**Task to carry out:** List each line of the data that holds the string "Leieinntekter", please.

**Extracted records:**
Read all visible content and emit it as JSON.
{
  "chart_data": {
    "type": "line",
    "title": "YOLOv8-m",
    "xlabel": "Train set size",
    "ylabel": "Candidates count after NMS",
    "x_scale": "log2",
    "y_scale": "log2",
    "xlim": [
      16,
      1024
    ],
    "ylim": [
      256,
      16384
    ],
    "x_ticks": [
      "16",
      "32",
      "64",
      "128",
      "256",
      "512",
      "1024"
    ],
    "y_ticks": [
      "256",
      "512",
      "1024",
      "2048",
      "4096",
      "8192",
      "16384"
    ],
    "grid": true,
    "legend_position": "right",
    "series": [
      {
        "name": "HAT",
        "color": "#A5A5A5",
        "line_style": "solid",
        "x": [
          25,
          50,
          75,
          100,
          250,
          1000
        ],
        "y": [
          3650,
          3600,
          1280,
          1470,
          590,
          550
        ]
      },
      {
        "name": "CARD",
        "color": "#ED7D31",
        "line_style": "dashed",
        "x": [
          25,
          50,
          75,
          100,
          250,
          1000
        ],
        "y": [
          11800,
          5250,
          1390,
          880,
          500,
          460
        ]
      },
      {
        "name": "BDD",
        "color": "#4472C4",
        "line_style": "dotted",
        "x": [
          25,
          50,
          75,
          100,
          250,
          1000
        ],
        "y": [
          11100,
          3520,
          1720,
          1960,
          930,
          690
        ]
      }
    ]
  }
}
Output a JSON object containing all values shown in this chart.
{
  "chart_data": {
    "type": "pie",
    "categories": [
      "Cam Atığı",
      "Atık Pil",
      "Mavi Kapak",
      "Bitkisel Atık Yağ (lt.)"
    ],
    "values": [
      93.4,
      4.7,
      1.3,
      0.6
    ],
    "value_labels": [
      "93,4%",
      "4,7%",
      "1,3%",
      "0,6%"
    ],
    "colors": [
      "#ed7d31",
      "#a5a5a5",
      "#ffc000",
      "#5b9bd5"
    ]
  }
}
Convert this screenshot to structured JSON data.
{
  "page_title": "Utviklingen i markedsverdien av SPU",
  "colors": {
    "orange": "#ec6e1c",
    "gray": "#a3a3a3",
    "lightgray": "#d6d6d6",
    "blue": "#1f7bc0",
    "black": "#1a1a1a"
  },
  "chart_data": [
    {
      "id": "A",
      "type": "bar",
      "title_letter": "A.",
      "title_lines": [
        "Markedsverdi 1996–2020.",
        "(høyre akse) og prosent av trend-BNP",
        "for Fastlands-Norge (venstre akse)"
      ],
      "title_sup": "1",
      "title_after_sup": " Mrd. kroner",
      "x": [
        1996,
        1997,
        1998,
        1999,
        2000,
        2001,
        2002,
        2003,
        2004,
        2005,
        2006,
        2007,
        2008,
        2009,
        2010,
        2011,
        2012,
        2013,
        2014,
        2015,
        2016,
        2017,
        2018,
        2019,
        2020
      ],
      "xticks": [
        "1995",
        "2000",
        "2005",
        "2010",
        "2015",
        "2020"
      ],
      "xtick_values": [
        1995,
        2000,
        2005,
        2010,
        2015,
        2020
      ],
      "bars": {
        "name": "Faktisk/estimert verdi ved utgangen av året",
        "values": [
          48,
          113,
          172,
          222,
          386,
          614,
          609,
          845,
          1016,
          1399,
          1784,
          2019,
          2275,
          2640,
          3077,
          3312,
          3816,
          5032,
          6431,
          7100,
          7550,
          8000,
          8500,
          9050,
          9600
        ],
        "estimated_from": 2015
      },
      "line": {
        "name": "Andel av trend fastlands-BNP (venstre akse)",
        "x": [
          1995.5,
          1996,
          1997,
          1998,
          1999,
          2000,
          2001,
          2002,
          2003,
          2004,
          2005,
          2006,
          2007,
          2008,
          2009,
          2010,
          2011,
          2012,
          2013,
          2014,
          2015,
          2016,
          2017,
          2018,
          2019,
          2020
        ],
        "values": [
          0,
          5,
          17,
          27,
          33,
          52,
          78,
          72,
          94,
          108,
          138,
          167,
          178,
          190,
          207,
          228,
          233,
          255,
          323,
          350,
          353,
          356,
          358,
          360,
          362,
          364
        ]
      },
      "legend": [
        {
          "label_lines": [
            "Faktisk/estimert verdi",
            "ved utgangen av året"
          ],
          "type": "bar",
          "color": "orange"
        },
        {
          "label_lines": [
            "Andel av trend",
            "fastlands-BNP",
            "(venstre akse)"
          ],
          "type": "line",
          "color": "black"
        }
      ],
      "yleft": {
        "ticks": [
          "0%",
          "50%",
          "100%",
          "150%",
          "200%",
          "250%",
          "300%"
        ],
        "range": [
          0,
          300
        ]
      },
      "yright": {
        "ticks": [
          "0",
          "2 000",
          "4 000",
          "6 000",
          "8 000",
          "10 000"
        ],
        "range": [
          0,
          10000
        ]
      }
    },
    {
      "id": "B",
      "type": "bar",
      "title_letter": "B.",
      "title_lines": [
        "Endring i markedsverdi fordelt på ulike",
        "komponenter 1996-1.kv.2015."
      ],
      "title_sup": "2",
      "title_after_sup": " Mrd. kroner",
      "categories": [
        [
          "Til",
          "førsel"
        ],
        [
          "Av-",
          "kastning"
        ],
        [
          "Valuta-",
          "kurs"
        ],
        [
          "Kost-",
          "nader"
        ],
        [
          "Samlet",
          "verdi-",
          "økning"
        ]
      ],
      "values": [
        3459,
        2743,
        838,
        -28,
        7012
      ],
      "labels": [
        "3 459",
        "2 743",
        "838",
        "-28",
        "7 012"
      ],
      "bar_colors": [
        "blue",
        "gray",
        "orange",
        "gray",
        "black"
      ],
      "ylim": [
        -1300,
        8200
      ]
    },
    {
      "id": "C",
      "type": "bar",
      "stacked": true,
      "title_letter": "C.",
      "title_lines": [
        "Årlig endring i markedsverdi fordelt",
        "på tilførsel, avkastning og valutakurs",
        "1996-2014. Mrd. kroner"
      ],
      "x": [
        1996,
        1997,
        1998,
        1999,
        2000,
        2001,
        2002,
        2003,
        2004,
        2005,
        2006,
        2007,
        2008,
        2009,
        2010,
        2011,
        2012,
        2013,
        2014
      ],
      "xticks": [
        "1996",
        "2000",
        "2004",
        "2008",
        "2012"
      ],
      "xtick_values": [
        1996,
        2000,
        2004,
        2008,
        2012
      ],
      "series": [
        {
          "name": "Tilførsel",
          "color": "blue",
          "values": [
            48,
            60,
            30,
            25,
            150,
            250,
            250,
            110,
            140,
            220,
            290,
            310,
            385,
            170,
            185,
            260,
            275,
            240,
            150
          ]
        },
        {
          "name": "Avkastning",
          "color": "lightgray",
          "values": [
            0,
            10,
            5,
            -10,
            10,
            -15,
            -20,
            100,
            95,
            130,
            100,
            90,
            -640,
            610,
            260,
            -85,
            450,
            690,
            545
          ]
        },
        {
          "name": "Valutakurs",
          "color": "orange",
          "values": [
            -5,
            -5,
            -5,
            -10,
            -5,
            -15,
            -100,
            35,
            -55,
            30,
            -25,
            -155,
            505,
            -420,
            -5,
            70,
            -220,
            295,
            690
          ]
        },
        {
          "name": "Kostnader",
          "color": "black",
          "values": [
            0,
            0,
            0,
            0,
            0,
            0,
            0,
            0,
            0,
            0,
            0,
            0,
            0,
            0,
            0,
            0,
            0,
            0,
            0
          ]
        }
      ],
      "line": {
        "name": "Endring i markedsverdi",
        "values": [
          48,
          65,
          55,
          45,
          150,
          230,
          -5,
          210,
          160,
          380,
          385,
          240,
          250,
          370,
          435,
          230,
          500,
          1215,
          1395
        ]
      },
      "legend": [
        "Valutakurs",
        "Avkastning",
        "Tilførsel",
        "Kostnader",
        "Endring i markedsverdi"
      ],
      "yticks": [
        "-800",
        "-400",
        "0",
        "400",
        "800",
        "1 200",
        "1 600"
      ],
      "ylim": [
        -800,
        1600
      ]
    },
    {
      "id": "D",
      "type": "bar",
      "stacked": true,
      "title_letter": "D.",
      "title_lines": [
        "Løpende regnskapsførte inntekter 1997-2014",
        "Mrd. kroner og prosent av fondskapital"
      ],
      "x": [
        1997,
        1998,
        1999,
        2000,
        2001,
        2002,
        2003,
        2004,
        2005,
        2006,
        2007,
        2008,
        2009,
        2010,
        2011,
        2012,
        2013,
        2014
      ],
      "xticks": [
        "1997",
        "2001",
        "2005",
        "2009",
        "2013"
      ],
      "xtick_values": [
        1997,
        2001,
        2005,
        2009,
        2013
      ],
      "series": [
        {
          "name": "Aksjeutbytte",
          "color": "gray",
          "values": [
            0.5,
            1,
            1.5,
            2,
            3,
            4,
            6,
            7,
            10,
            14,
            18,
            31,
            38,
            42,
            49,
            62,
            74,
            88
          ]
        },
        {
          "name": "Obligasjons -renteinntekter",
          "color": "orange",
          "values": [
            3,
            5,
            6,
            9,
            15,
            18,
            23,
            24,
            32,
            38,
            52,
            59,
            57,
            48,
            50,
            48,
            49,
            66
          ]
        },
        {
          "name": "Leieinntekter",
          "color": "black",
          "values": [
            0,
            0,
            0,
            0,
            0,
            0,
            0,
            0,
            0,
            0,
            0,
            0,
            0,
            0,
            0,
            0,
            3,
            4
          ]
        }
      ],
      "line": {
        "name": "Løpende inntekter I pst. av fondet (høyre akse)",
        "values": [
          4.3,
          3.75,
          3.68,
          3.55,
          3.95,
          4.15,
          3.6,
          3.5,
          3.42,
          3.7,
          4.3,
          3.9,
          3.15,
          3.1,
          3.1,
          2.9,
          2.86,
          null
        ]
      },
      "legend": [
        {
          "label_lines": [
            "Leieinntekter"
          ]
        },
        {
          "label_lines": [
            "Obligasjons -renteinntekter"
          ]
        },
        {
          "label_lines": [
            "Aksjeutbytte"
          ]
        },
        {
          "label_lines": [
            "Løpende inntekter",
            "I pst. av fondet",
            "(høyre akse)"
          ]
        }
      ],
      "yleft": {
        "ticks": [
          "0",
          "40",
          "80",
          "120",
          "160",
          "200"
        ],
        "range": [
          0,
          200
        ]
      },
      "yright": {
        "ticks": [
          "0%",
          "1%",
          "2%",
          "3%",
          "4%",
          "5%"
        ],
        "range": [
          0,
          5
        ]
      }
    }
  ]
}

**Response to the exercise:**
          "name": "Leieinntekter",
            "Leieinntekter"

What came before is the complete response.